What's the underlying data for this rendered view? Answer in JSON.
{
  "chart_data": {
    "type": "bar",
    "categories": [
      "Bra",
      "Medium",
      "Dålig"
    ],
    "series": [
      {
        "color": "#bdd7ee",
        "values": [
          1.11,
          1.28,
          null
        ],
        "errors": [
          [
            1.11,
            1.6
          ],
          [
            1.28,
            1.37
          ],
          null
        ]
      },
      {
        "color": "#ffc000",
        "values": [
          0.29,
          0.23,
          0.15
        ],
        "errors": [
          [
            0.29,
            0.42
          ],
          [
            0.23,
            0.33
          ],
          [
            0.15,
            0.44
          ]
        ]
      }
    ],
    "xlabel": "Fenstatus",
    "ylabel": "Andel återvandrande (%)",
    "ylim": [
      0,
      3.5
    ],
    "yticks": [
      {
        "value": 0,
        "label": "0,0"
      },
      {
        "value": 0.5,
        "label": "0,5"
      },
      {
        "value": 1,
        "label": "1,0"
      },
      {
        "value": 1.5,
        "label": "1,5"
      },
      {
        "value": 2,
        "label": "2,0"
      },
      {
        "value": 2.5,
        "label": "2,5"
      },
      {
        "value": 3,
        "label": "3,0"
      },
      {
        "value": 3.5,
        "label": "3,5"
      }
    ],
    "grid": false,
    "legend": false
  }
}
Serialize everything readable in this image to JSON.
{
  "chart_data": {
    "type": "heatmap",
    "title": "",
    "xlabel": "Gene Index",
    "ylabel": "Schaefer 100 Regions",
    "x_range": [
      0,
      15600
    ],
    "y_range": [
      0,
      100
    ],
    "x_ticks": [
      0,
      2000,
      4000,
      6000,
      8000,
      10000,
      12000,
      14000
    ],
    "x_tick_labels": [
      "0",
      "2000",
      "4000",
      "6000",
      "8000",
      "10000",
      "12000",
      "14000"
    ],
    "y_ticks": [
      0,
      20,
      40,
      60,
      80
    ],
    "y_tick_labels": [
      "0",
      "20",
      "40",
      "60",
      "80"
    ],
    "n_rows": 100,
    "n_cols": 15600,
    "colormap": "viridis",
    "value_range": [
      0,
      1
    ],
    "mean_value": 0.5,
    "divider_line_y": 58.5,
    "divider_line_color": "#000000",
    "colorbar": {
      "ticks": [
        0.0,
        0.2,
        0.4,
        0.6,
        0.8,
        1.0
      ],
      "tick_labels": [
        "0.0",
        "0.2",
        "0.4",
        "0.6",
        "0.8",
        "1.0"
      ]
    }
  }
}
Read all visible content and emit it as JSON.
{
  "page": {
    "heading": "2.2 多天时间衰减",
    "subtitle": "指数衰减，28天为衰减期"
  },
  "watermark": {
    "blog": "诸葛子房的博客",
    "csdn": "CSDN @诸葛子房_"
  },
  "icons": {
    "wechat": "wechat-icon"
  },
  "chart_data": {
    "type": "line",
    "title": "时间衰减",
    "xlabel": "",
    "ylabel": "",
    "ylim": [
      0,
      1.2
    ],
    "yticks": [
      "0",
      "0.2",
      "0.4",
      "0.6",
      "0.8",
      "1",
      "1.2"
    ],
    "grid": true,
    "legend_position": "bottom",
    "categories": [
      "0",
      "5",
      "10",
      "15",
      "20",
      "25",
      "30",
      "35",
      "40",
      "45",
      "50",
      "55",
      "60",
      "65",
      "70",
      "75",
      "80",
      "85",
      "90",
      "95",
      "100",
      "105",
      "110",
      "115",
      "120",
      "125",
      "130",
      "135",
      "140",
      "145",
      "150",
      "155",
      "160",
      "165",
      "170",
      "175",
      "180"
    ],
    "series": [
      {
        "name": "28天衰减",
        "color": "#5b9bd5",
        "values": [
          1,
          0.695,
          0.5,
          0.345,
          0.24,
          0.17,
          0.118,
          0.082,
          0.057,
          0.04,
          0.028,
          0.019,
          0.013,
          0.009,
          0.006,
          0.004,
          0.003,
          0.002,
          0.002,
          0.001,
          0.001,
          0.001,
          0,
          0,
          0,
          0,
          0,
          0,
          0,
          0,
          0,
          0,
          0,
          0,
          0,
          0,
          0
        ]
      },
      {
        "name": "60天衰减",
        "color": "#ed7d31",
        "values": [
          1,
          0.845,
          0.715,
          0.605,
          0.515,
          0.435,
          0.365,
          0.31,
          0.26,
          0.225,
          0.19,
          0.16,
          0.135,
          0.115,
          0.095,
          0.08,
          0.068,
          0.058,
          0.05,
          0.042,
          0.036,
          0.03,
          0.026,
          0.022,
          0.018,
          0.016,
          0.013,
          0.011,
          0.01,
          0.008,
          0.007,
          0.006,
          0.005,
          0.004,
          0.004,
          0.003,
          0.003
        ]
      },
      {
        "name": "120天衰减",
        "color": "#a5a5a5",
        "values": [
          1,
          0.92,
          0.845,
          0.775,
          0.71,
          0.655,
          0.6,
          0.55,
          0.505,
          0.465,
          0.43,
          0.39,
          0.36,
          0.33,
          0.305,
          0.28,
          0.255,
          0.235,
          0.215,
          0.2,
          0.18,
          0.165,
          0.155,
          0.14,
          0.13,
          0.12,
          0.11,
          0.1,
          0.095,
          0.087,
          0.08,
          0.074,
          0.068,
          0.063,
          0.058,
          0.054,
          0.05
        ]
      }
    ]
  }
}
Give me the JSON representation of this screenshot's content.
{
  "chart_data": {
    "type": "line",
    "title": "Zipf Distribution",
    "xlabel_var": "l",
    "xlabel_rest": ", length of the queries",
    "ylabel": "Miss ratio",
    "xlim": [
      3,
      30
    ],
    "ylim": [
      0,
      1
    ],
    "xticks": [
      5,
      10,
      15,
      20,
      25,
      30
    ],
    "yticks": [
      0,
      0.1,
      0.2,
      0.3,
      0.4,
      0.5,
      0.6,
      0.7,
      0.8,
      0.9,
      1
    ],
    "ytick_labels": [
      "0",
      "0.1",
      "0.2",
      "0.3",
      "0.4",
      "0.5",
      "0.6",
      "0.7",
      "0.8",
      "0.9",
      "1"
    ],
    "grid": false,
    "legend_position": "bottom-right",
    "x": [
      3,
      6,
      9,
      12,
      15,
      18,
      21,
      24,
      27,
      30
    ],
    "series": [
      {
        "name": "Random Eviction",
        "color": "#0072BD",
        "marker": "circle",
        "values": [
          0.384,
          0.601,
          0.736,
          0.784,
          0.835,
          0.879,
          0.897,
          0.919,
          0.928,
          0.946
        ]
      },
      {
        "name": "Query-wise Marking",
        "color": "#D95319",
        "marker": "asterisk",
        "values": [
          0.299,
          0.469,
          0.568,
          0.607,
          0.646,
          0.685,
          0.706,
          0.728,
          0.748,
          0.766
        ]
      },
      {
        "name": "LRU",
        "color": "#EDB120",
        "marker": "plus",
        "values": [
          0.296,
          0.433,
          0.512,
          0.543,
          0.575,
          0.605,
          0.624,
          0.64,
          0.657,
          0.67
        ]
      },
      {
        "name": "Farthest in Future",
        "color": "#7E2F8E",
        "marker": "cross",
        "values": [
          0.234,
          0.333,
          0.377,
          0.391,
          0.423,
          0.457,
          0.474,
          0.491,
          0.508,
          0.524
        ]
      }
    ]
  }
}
━━━━━━━━━━
__Written task__:
Which lines hold the word "type"? Show each one.

__Result of the exercise__:
    "type": "bar",
    "type": "heatmap",
    "type": "line",
    "type": "line",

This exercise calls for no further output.